BEGIN

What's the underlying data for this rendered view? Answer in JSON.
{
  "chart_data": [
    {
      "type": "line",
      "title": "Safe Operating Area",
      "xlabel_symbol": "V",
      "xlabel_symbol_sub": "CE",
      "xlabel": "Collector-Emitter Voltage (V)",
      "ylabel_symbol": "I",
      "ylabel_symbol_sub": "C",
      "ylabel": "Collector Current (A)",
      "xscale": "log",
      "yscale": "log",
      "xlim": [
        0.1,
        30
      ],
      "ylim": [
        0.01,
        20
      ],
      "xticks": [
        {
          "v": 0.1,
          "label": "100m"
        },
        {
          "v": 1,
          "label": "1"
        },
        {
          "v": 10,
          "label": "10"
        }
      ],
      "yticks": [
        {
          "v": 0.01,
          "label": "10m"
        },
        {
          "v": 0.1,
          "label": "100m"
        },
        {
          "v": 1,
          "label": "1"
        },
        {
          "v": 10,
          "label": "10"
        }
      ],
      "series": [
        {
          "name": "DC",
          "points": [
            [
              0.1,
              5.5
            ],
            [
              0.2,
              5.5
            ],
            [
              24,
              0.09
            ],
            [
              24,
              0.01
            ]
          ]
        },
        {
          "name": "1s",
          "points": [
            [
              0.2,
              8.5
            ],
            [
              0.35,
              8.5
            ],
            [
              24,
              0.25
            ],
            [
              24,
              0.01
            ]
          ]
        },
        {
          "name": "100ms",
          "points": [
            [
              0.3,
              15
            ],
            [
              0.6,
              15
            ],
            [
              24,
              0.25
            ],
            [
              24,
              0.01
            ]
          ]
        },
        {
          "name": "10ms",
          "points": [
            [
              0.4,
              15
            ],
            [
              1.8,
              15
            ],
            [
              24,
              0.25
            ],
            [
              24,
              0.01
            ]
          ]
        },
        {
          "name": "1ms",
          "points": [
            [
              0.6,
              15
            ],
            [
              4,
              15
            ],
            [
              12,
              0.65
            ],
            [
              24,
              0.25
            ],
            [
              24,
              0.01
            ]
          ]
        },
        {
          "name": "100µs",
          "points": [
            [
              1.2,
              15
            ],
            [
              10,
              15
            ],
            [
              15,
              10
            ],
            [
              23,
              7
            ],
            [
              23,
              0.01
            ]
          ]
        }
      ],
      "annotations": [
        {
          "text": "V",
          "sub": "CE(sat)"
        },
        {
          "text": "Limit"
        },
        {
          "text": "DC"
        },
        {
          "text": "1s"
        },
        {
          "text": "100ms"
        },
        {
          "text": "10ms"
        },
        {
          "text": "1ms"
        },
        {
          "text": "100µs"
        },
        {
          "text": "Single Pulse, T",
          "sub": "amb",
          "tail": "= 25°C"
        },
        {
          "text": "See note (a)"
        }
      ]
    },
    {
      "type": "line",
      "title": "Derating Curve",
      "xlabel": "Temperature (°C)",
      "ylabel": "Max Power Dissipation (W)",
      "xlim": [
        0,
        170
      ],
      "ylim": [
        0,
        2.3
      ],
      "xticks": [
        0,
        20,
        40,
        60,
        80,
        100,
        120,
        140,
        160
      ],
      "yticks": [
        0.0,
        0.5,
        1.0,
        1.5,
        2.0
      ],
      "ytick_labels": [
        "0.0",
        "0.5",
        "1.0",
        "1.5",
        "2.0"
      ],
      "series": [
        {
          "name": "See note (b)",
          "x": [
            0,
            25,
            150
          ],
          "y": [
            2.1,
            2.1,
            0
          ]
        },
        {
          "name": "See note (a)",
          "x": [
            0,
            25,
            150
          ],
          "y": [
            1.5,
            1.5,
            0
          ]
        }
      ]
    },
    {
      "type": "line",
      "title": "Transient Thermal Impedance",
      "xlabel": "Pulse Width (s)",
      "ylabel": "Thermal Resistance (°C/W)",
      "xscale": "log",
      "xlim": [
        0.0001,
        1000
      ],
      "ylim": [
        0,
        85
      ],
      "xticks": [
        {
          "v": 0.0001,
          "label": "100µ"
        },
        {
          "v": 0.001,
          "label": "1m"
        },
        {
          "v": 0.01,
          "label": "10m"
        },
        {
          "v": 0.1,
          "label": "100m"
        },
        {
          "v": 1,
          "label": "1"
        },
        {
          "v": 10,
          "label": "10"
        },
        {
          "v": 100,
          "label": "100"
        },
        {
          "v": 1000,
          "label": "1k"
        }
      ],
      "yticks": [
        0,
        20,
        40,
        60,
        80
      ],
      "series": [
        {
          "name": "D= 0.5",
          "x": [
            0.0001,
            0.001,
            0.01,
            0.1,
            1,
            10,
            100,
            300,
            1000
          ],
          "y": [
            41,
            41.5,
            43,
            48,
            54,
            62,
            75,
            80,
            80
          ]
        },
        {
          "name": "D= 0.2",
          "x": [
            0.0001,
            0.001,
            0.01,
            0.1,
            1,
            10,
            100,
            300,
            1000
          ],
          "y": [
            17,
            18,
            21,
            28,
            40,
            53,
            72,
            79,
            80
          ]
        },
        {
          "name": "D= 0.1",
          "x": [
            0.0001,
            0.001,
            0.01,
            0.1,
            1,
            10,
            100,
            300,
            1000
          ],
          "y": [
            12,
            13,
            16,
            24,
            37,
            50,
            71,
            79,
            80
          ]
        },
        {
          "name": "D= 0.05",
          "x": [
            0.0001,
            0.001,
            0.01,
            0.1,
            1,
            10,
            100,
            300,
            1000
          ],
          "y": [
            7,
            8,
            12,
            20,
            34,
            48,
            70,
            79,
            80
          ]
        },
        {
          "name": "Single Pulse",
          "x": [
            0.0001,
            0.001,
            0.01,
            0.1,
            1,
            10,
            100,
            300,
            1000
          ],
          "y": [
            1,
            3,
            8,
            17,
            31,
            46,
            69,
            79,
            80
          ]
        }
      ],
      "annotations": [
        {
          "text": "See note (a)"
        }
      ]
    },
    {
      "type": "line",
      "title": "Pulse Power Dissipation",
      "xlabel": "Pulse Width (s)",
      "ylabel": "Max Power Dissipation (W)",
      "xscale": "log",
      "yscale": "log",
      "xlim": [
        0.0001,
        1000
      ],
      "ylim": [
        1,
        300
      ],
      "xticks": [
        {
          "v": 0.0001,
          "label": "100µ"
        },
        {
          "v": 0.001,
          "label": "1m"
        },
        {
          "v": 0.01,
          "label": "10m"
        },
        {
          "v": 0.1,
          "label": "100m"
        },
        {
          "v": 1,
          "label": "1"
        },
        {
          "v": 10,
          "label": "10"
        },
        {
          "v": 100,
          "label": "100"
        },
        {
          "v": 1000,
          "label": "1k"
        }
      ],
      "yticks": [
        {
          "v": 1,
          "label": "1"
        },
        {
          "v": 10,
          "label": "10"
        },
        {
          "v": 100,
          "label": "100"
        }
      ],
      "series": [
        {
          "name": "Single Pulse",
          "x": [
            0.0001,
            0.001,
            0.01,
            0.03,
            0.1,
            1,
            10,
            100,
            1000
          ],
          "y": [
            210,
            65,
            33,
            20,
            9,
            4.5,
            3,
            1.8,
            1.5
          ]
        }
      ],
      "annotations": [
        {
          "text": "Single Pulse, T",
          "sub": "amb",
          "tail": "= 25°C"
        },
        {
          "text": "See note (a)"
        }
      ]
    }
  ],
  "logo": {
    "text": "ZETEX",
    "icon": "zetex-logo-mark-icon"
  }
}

END

> REQUEST
Repeat all entries. Match them exactly.

> THE ANSWER
What's the underlying data for this rendered view? Answer in JSON.
{
  "chart_data": [
    {
      "type": "line",
      "title": "Safe Operating Area",
      "xlabel_symbol": "V",
      "xlabel_symbol_sub": "CE",
      "xlabel": "Collector-Emitter Voltage (V)",
      "ylabel_symbol": "I",
      "ylabel_symbol_sub": "C",
      "ylabel": "Collector Current (A)",
      "xscale": "log",
      "yscale": "log",
      "xlim": [
        0.1,
        30
      ],
      "ylim": [
        0.01,
        20
      ],
      "xticks": [
        {
          "v": 0.1,
          "label": "100m"
        },
        {
          "v": 1,
          "label": "1"
        },
        {
          "v": 10,
          "label": "10"
        }
      ],
      "yticks": [
        {
          "v": 0.01,
          "label": "10m"
        },
        {
          "v": 0.1,
          "label": "100m"
        },
        {
          "v": 1,
          "label": "1"
        },
        {
          "v": 10,
          "label": "10"
        }
      ],
      "series": [
        {
          "name": "DC",
          "points": [
            [
              0.1,
              5.5
            ],
            [
              0.2,
              5.5
            ],
            [
              24,
              0.09
            ],
            [
              24,
              0.01
            ]
          ]
        },
        {
          "name": "1s",
          "points": [
            [
              0.2,
              8.5
            ],
            [
              0.35,
              8.5
            ],
            [
              24,
              0.25
            ],
            [
              24,
              0.01
            ]
          ]
        },
        {
          "name": "100ms",
          "points": [
            [
              0.3,
              15
            ],
            [
              0.6,
              15
            ],
            [
              24,
              0.25
            ],
            [
              24,
              0.01
            ]
          ]
        },
        {
          "name": "10ms",
          "points": [
            [
              0.4,
              15
            ],
            [
              1.8,
              15
            ],
            [
              24,
              0.25
            ],
            [
              24,
              0.01
            ]
          ]
        },
        {
          "name": "1ms",
          "points": [
            [
              0.6,
              15
            ],
            [
              4,
              15
            ],
            [
              12,
              0.65
            ],
            [
              24,
              0.25
            ],
            [
              24,
              0.01
            ]
          ]
        },
        {
          "name": "100µs",
          "points": [
            [
              1.2,
              15
            ],
            [
              10,
              15
            ],
            [
              15,
              10
            ],
            [
              23,
              7
            ],
            [
              23,
              0.01
            ]
          ]
        }
      ],
      "annotations": [
        {
          "text": "V",
          "sub": "CE(sat)"
        },
        {
          "text": "Limit"
        },
        {
          "text": "DC"
        },
        {
          "text": "1s"
        },
        {
          "text": "100ms"
        },
        {
          "text": "10ms"
        },
        {
          "text": "1ms"
        },
        {
          "text": "100µs"
        },
        {
          "text": "Single Pulse, T",
          "sub": "amb",
          "tail": "= 25°C"
        },
        {
          "text": "See note (a)"
        }
      ]
    },
    {
      "type": "line",
      "title": "Derating Curve",
      "xlabel": "Temperature (°C)",
      "ylabel": "Max Power Dissipation (W)",
      "xlim": [
        0,
        170
      ],
      "ylim": [
        0,
        2.3
      ],
      "xticks": [
        0,
        20,
        40,
        60,
        80,
        100,
        120,
        140,
        160
      ],
      "yticks": [
        0.0,
        0.5,
        1.0,
        1.5,
        2.0
      ],
      "ytick_labels": [
        "0.0",
        "0.5",
        "1.0",
        "1.5",
        "2.0"
      ],
      "series": [
        {
          "name": "See note (b)",
          "x": [
            0,
            25,
            150
          ],
          "y": [
            2.1,
            2.1,
            0
          ]
        },
        {
          "name": "See note (a)",
          "x": [
            0,
            25,
            150
          ],
          "y": [
            1.5,
            1.5,
            0
          ]
        }
      ]
    },
    {
      "type": "line",
      "title": "Transient Thermal Impedance",
      "xlabel": "Pulse Width (s)",
      "ylabel": "Thermal Resistance (°C/W)",
      "xscale": "log",
      "xlim": [
        0.0001,
        1000
      ],
      "ylim": [
        0,
        85
      ],
      "xticks": [
        {
          "v": 0.0001,
          "label": "100µ"
        },
        {
          "v": 0.001,
          "label": "1m"
        },
        {
          "v": 0.01,
          "label": "10m"
        },
        {
          "v": 0.1,
          "label": "100m"
        },
        {
          "v": 1,
          "label": "1"
        },
        {
          "v": 10,
          "label": "10"
        },
        {
          "v": 100,
          "label": "100"
        },
        {
          "v": 1000,
          "label": "1k"
        }
      ],
      "yticks": [
        0,
        20,
        40,
        60,
        80
      ],
      "series": [
        {
          "name": "D= 0.5",
          "x": [
            0.0001,
            0.001,
            0.01,
            0.1,
            1,
            10,
            100,
            300,
            1000
          ],
          "y": [
            41,
            41.5,
            43,
            48,
            54,
            62,
            75,
            80,
            80
          ]
        },
        {
          "name": "D= 0.2",
          "x": [
            0.0001,
            0.001,
            0.01,
            0.1,
            1,
            10,
            100,
            300,
            1000
          ],
          "y": [
            17,
            18,
            21,
            28,
            40,
            53,
            72,
            79,
            80
          ]
        },
        {
          "name": "D= 0.1",
          "x": [
            0.0001,
            0.001,
            0.01,
            0.1,
            1,
            10,
            100,
            300,
            1000
          ],
          "y": [
            12,
            13,
            16,
            24,
            37,
            50,
            71,
            79,
            80
          ]
        },
        {
          "name": "D= 0.05",
          "x": [
            0.0001,
            0.001,
            0.01,
            0.1,
            1,
            10,
            100,
            300,
            1000
          ],
          "y": [
            7,
            8,
            12,
            20,
            34,
            48,
            70,
            79,
            80
          ]
        },
        {
          "name": "Single Pulse",
          "x": [
            0.0001,
            0.001,
            0.01,
            0.1,
            1,
            10,
            100,
            300,
            1000
          ],
          "y": [
            1,
            3,
            8,
            17,
            31,
            46,
            69,
            79,
            80
          ]
        }
      ],
      "annotations": [
        {
          "text": "See note (a)"
        }
      ]
    },
    {
      "type": "line",
      "title": "Pulse Power Dissipation",
      "xlabel": "Pulse Width (s)",
      "ylabel": "Max Power Dissipation (W)",
      "xscale": "log",
      "yscale": "log",
      "xlim": [
        0.0001,
        1000
      ],
      "ylim": [
        1,
        300
      ],
      "xticks": [
        {
          "v": 0.0001,
          "label": "100µ"
        },
        {
          "v": 0.001,
          "label": "1m"
        },
        {
          "v": 0.01,
          "label": "10m"
        },
        {
          "v": 0.1,
          "label": "100m"
        },
        {
          "v": 1,
          "label": "1"
        },
        {
          "v": 10,
          "label": "10"
        },
        {
          "v": 100,
          "label": "100"
        },
        {
          "v": 1000,
          "label": "1k"
        }
      ],
      "yticks": [
        {
          "v": 1,
          "label": "1"
        },
        {
          "v": 10,
          "label": "10"
        },
        {
          "v": 100,
          "label": "100"
        }
      ],
      "series": [
        {
          "name": "Single Pulse",
          "x": [
            0.0001,
            0.001,
            0.01,
            0.03,
            0.1,
            1,
            10,
            100,
            1000
          ],
          "y": [
            210,
            65,
            33,
            20,
            9,
            4.5,
            3,
            1.8,
            1.5
          ]
        }
      ],
      "annotations": [
        {
          "text": "Single Pulse, T",
          "sub": "amb",
          "tail": "= 25°C"
        },
        {
          "text": "See note (a)"
        }
      ]
    }
  ],
  "logo": {
    "text": "ZETEX",
    "icon": "zetex-logo-mark-icon"
  }
}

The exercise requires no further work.